◆ What to work on:
From the listing below, extract each entry exactly as written, minus the images.

◆ Entries:
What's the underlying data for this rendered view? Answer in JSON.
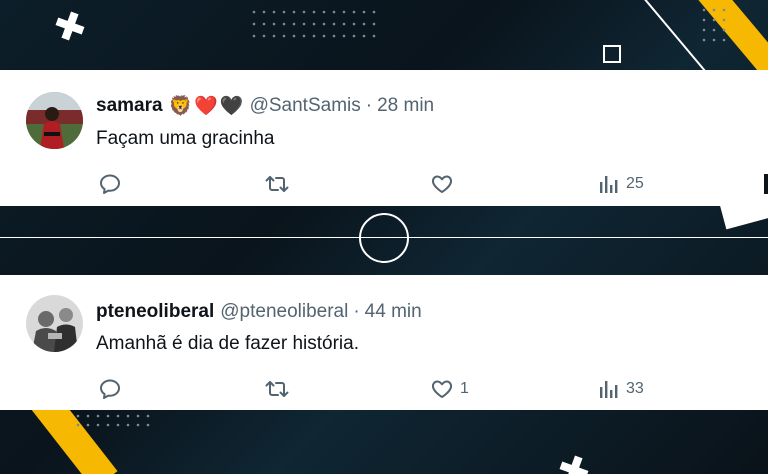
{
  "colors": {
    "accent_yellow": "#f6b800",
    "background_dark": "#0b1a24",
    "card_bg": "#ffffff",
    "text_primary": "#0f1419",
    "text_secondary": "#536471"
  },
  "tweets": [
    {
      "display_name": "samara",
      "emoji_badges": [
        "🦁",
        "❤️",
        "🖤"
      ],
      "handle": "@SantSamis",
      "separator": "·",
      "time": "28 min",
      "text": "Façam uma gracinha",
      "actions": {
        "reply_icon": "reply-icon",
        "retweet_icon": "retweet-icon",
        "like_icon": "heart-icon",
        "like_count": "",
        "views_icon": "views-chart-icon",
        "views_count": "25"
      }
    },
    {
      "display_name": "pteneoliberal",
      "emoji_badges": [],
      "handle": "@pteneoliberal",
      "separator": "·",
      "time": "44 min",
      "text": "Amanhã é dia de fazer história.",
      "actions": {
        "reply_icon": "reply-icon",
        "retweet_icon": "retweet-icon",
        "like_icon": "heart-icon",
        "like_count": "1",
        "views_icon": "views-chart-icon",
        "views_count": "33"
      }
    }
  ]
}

◆ Worked answer:
What's the underlying data for this rendered view? Answer in JSON.
{
  "colors": {
    "accent_yellow": "#f6b800",
    "background_dark": "#0b1a24",
    "card_bg": "#ffffff",
    "text_primary": "#0f1419",
    "text_secondary": "#536471"
  },
  "tweets": [
    {
      "display_name": "samara",
      "emoji_badges": [
        "🦁",
        "❤️",
        "🖤"
      ],
      "handle": "@SantSamis",
      "separator": "·",
      "time": "28 min",
      "text": "Façam uma gracinha",
      "actions": {
        "reply_icon": "reply-icon",
        "retweet_icon": "retweet-icon",
        "like_icon": "heart-icon",
        "like_count": "",
        "views_icon": "views-chart-icon",
        "views_count": "25"
      }
    },
    {
      "display_name": "pteneoliberal",
      "emoji_badges": [],
      "handle": "@pteneoliberal",
      "separator": "·",
      "time": "44 min",
      "text": "Amanhã é dia de fazer história.",
      "actions": {
        "reply_icon": "reply-icon",
        "retweet_icon": "retweet-icon",
        "like_icon": "heart-icon",
        "like_count": "1",
        "views_icon": "views-chart-icon",
        "views_count": "33"
      }
    }
  ]
}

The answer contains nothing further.